◆ Information given:
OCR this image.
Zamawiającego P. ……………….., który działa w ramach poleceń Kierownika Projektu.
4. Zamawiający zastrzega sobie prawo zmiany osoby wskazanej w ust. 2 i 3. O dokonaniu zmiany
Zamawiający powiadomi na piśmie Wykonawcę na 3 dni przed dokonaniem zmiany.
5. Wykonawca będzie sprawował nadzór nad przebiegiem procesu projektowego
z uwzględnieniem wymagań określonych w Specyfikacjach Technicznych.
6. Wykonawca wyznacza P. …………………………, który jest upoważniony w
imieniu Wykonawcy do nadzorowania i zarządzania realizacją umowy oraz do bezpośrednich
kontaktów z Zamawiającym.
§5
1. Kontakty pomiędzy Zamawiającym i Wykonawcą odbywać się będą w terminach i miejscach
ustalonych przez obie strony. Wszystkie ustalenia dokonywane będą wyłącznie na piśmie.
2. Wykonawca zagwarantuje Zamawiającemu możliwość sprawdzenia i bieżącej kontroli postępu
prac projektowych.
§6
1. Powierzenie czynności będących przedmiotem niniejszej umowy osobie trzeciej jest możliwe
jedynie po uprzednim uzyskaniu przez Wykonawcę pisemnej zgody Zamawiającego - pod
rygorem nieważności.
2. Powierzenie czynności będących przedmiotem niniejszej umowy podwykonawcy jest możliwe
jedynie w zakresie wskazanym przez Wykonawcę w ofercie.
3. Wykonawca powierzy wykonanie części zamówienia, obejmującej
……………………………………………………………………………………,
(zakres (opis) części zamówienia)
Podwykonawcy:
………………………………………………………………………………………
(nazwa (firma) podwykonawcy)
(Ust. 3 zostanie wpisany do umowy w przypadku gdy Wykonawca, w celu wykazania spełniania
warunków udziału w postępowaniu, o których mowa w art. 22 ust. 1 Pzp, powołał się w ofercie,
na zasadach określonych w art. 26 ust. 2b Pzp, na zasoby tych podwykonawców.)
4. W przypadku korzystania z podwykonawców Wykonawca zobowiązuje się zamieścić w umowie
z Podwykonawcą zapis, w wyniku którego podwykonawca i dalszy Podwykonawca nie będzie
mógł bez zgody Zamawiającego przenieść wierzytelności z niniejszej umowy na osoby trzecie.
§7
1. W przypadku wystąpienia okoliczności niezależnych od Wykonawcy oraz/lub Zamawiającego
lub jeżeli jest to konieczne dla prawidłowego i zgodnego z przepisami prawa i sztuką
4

◆ Written task:
Go through the records above and retype each one exactly.

◆ The response:
OCR this image.
Zamawiającego P. ……………….., który działa w ramach poleceń Kierownika Projektu.
4. Zamawiający zastrzega sobie prawo zmiany osoby wskazanej w ust. 2 i 3. O dokonaniu zmiany
Zamawiający powiadomi na piśmie Wykonawcę na 3 dni przed dokonaniem zmiany.
5. Wykonawca będzie sprawował nadzór nad przebiegiem procesu projektowego
z uwzględnieniem wymagań określonych w Specyfikacjach Technicznych.
6. Wykonawca wyznacza P. …………………………, który jest upoważniony w
imieniu Wykonawcy do nadzorowania i zarządzania realizacją umowy oraz do bezpośrednich
kontaktów z Zamawiającym.
§5
1. Kontakty pomiędzy Zamawiającym i Wykonawcą odbywać się będą w terminach i miejscach
ustalonych przez obie strony. Wszystkie ustalenia dokonywane będą wyłącznie na piśmie.
2. Wykonawca zagwarantuje Zamawiającemu możliwość sprawdzenia i bieżącej kontroli postępu
prac projektowych.
§6
1. Powierzenie czynności będących przedmiotem niniejszej umowy osobie trzeciej jest możliwe
jedynie po uprzednim uzyskaniu przez Wykonawcę pisemnej zgody Zamawiającego - pod
rygorem nieważności.
2. Powierzenie czynności będących przedmiotem niniejszej umowy podwykonawcy jest możliwe
jedynie w zakresie wskazanym przez Wykonawcę w ofercie.
3. Wykonawca powierzy wykonanie części zamówienia, obejmującej
……………………………………………………………………………………,
(zakres (opis) części zamówienia)
Podwykonawcy:
………………………………………………………………………………………
(nazwa (firma) podwykonawcy)
(Ust. 3 zostanie wpisany do umowy w przypadku gdy Wykonawca, w celu wykazania spełniania
warunków udziału w postępowaniu, o których mowa w art. 22 ust. 1 Pzp, powołał się w ofercie,
na zasadach określonych w art. 26 ust. 2b Pzp, na zasoby tych podwykonawców.)
4. W przypadku korzystania z podwykonawców Wykonawca zobowiązuje się zamieścić w umowie
z Podwykonawcą zapis, w wyniku którego podwykonawca i dalszy Podwykonawca nie będzie
mógł bez zgody Zamawiającego przenieść wierzytelności z niniejszej umowy na osoby trzecie.
§7
1. W przypadku wystąpienia okoliczności niezależnych od Wykonawcy oraz/lub Zamawiającego
lub jeżeli jest to konieczne dla prawidłowego i zgodnego z przepisami prawa i sztuką
4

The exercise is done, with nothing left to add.